(Some records)
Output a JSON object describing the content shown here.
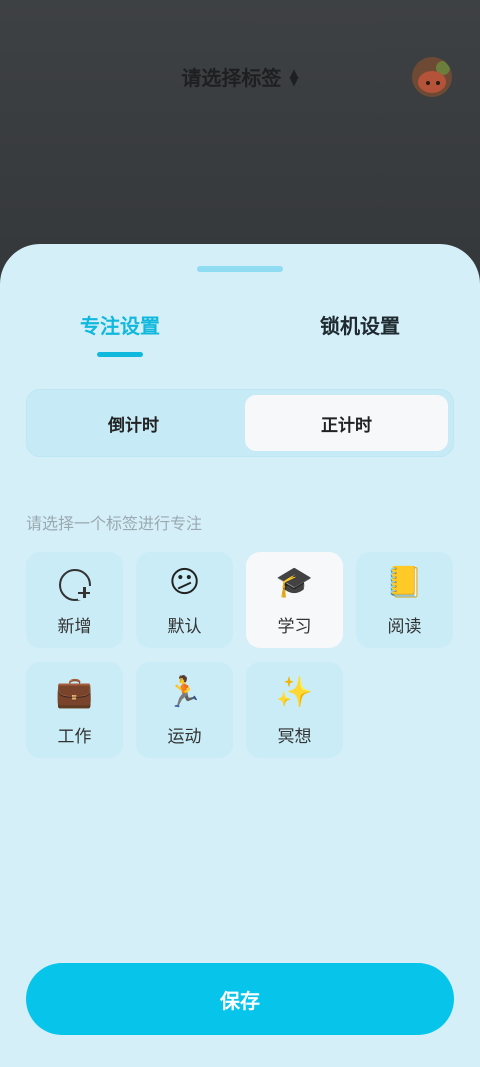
{
  "background": {
    "title": "请选择标签",
    "updown_icon": "sort-updown-icon",
    "avatar": "avatar-bear"
  },
  "sheet": {
    "tabs": [
      {
        "label": "专注设置",
        "active": true
      },
      {
        "label": "锁机设置",
        "active": false
      }
    ],
    "segment": {
      "options": [
        "倒计时",
        "正计时"
      ],
      "selected": "正计时"
    },
    "hint": "请选择一个标签进行专注",
    "tags": [
      {
        "label": "新增",
        "icon": "add-circle-icon",
        "glyph": ""
      },
      {
        "label": "默认",
        "icon": "confused-face-icon",
        "glyph": "😕"
      },
      {
        "label": "学习",
        "icon": "graduation-cap-icon",
        "glyph": "🎓",
        "selected": true
      },
      {
        "label": "阅读",
        "icon": "notebook-icon",
        "glyph": "📒"
      },
      {
        "label": "工作",
        "icon": "briefcase-icon",
        "glyph": "💼"
      },
      {
        "label": "运动",
        "icon": "running-icon",
        "glyph": "🏃"
      },
      {
        "label": "冥想",
        "icon": "sparkles-icon",
        "glyph": "✨"
      }
    ],
    "save_label": "保存"
  },
  "colors": {
    "accent": "#10b8de",
    "sheet_bg": "#d4eff8",
    "save_button": "#06c4ea"
  }
}
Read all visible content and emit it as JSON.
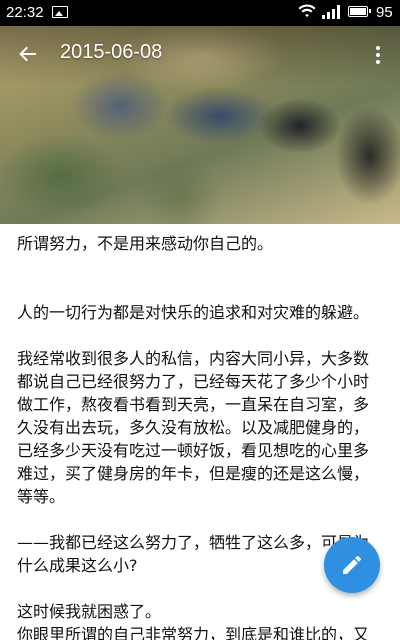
{
  "status_bar": {
    "time": "22:32",
    "battery_percent": "95",
    "icons": [
      "image-icon",
      "wifi-icon",
      "signal-icon",
      "battery-icon"
    ]
  },
  "toolbar": {
    "title": "2015-06-08",
    "back_icon": "arrow-left-icon",
    "more_icon": "more-vert-icon"
  },
  "article": {
    "paragraphs": [
      "所谓努力，不是用来感动你自己的。",
      "",
      "人的一切行为都是对快乐的追求和对灾难的躲避。",
      "我经常收到很多人的私信，内容大同小异，大多数都说自己已经很努力了，已经每天花了多少个小时做工作，熬夜看书看到天亮，一直呆在自习室，多久没有出去玩，多久没有放松。以及减肥健身的，已经多少天没有吃过一顿好饭，看见想吃的心里多难过，买了健身房的年卡，但是瘦的还是这么慢，等等。",
      "——我都已经这么努力了，牺牲了这么多，可是为什么成果这么小?",
      "这时候我就困惑了。",
      "你眼里所谓的自己非常努力，到底是和谁比的，又是做给谁看的?"
    ]
  },
  "fab": {
    "icon": "edit-pencil-icon",
    "color": "#2f8fe0"
  }
}
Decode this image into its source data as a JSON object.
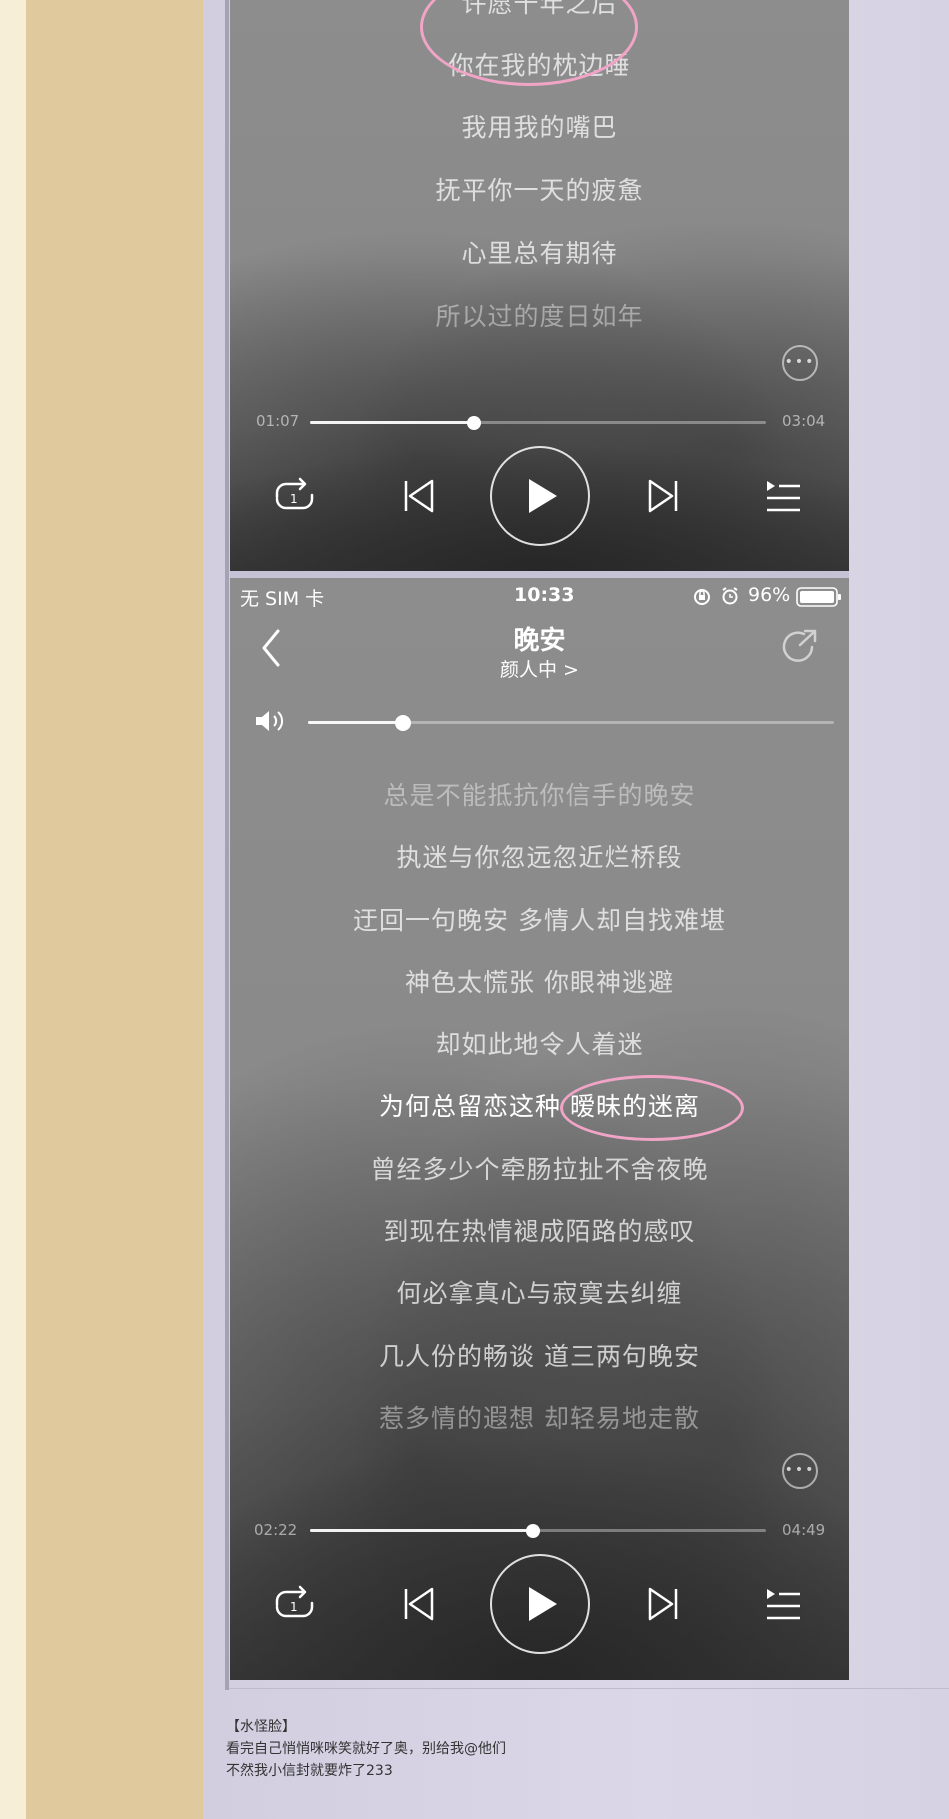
{
  "screenshot1": {
    "lyrics": [
      "许愿千年之后",
      "你在我的枕边睡",
      "我用我的嘴巴",
      "抚平你一天的疲惫",
      "心里总有期待",
      "所以过的度日如年"
    ],
    "elapsed": "01:07",
    "duration": "03:04",
    "progress_fraction": 0.36
  },
  "screenshot2": {
    "status": {
      "carrier": "无 SIM 卡",
      "time": "10:33",
      "battery": "96%"
    },
    "song_title": "晚安",
    "artist": "颜人中 >",
    "volume_fraction": 0.18,
    "lyrics": [
      "总是不能抵抗你信手的晚安",
      "执迷与你忽远忽近烂桥段",
      "迂回一句晚安 多情人却自找难堪",
      "神色太慌张 你眼神逃避",
      "却如此地令人着迷",
      "为何总留恋这种 暧昧的迷离",
      "曾经多少个牵肠拉扯不舍夜晚",
      "到现在热情褪成陌路的感叹",
      "何必拿真心与寂寞去纠缠",
      "几人份的畅谈 道三两句晚安",
      "惹多情的遐想 却轻易地走散"
    ],
    "elapsed": "02:22",
    "duration": "04:49",
    "progress_fraction": 0.49
  },
  "comment": {
    "author": "【水怪脸】",
    "line1": "看完自己悄悄咪咪笑就好了奥，别给我@他们",
    "line2": "不然我小信封就要炸了233"
  },
  "icons": [
    "repeat-one-icon",
    "previous-icon",
    "play-icon",
    "next-icon",
    "playlist-icon",
    "more-icon",
    "back-icon",
    "share-icon",
    "volume-icon",
    "battery-icon",
    "alarm-icon",
    "rotation-lock-icon"
  ],
  "colors": {
    "highlight_circle": "#f0a4c6",
    "side_column": "#e0c99c",
    "page_background": "#d8d4e4"
  }
}
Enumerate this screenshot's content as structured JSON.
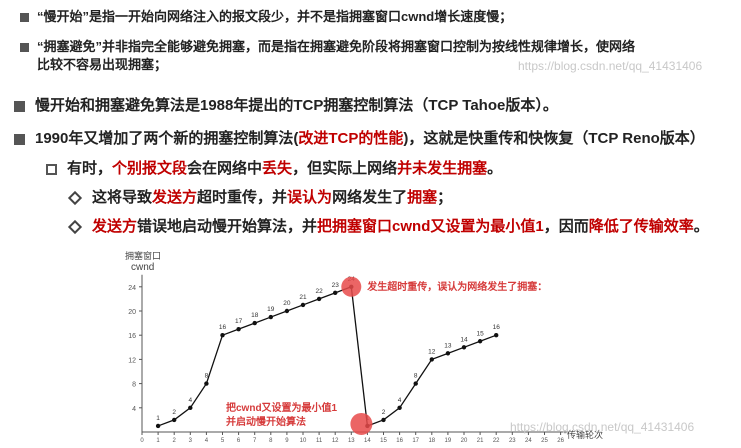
{
  "bullets_top": [
    "“慢开始”是指一开始向网络注入的报文段少，并不是指拥塞窗口cwnd增长速度慢；",
    "“拥塞避免”并非指完全能够避免拥塞，而是指在拥塞避免阶段将拥塞窗口控制为按线性规律增长，使网络",
    "比较不容易出现拥塞；"
  ],
  "watermark": "https://blog.csdn.net/qq_41431406",
  "main": {
    "line1": "慢开始和拥塞避免算法是1988年提出的TCP拥塞控制算法（TCP Tahoe版本）。",
    "line2_a": "1990年又增加了两个新的拥塞控制算法(",
    "line2_red": "改进TCP的性能",
    "line2_b": ")，这就是快重传和快恢复（TCP Reno版本）",
    "line3_a": "有时，",
    "line3_red1": "个别报文段",
    "line3_b": "会在网络中",
    "line3_red2": "丢失",
    "line3_c": "，但实际上网络",
    "line3_red3": "并未发生拥塞",
    "line3_d": "。",
    "line4_a": "这将导致",
    "line4_red1": "发送方",
    "line4_b": "超时重传，并",
    "line4_red2": "误认为",
    "line4_c": "网络发生了",
    "line4_red3": "拥塞",
    "line4_d": "；",
    "line5_red1": "发送方",
    "line5_a": "错误地启动慢开始算法，并",
    "line5_red2": "把拥塞窗口cwnd又设置为最小值1",
    "line5_b": "，因而",
    "line5_red3": "降低了传输效率",
    "line5_c": "。"
  },
  "chart_data": {
    "type": "line",
    "ylabel_top": "拥塞窗口",
    "ylabel": "cwnd",
    "xlabel": "传输轮次",
    "ylim": [
      0,
      26
    ],
    "y_ticks": [
      4,
      8,
      12,
      16,
      20,
      24
    ],
    "x_ticks": [
      0,
      1,
      2,
      3,
      4,
      5,
      6,
      7,
      8,
      9,
      10,
      11,
      12,
      13,
      14,
      15,
      16,
      17,
      18,
      19,
      20,
      21,
      22,
      23,
      24,
      25,
      26
    ],
    "points": [
      {
        "x": 1,
        "y": 1
      },
      {
        "x": 2,
        "y": 2
      },
      {
        "x": 3,
        "y": 4
      },
      {
        "x": 4,
        "y": 8
      },
      {
        "x": 5,
        "y": 16
      },
      {
        "x": 6,
        "y": 17
      },
      {
        "x": 7,
        "y": 18
      },
      {
        "x": 8,
        "y": 19
      },
      {
        "x": 9,
        "y": 20
      },
      {
        "x": 10,
        "y": 21
      },
      {
        "x": 11,
        "y": 22
      },
      {
        "x": 12,
        "y": 23
      },
      {
        "x": 13,
        "y": 24
      },
      {
        "x": 14,
        "y": 1
      },
      {
        "x": 15,
        "y": 2
      },
      {
        "x": 16,
        "y": 4
      },
      {
        "x": 17,
        "y": 8
      },
      {
        "x": 18,
        "y": 12
      },
      {
        "x": 19,
        "y": 13
      },
      {
        "x": 20,
        "y": 14
      },
      {
        "x": 21,
        "y": 15
      },
      {
        "x": 22,
        "y": 16
      }
    ],
    "annotation_top": "发生超时重传，误认为网络发生了拥塞：",
    "annotation_bottom_1": "把cwnd又设置为最小值1",
    "annotation_bottom_2": "并启动慢开始算法",
    "accent": "#e84a4a"
  }
}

» What is asked
From the records above, pull out each line that has "object".

» Task output
Output a JSON object describing the content shown here.
Decode this image into its source data as a JSON object.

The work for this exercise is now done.